Stored data:
• • • • •
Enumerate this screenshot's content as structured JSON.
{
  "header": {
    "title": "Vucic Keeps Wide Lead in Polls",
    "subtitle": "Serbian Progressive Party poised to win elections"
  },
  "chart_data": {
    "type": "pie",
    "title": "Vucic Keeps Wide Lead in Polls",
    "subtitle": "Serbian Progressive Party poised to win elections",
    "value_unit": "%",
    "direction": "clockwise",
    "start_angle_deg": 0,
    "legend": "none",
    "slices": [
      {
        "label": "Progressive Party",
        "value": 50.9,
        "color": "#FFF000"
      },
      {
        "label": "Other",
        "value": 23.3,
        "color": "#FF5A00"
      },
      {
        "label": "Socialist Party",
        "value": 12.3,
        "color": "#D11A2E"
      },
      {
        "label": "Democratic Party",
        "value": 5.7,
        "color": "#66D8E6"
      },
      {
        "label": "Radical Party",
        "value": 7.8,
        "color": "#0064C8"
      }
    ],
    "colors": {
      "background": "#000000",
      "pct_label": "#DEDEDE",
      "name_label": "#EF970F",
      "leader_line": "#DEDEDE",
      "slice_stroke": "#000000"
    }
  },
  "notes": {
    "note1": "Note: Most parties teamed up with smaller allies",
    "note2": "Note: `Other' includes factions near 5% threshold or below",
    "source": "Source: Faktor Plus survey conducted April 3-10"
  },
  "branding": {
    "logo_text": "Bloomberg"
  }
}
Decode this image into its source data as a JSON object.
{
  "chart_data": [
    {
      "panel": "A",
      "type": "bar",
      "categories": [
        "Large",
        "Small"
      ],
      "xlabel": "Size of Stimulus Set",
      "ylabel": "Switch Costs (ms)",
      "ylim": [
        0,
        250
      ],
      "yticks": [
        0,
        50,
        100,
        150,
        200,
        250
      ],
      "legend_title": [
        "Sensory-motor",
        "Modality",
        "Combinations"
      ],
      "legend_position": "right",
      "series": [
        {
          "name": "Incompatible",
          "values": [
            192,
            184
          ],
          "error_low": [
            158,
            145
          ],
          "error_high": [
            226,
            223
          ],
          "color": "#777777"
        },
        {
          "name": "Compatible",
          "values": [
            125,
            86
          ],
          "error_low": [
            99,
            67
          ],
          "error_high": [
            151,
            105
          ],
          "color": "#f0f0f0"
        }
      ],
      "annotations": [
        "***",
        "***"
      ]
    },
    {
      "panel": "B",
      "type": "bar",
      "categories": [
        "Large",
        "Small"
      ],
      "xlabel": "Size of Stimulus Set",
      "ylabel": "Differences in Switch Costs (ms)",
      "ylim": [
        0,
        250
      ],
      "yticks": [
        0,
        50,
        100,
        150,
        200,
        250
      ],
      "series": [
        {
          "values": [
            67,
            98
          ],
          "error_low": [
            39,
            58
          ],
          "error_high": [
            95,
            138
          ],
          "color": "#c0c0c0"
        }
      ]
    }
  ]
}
• • • • •
* [Exercise aim]
Look for "Party" and pull out every line that has it.

* [Task output]
    "subtitle": "Serbian Progressive Party poised to win elections"
    "subtitle": "Serbian Progressive Party poised to win elections",
        "label": "Progressive Party",
        "label": "Socialist Party",
        "label": "Democratic Party",
        "label": "Radical Party",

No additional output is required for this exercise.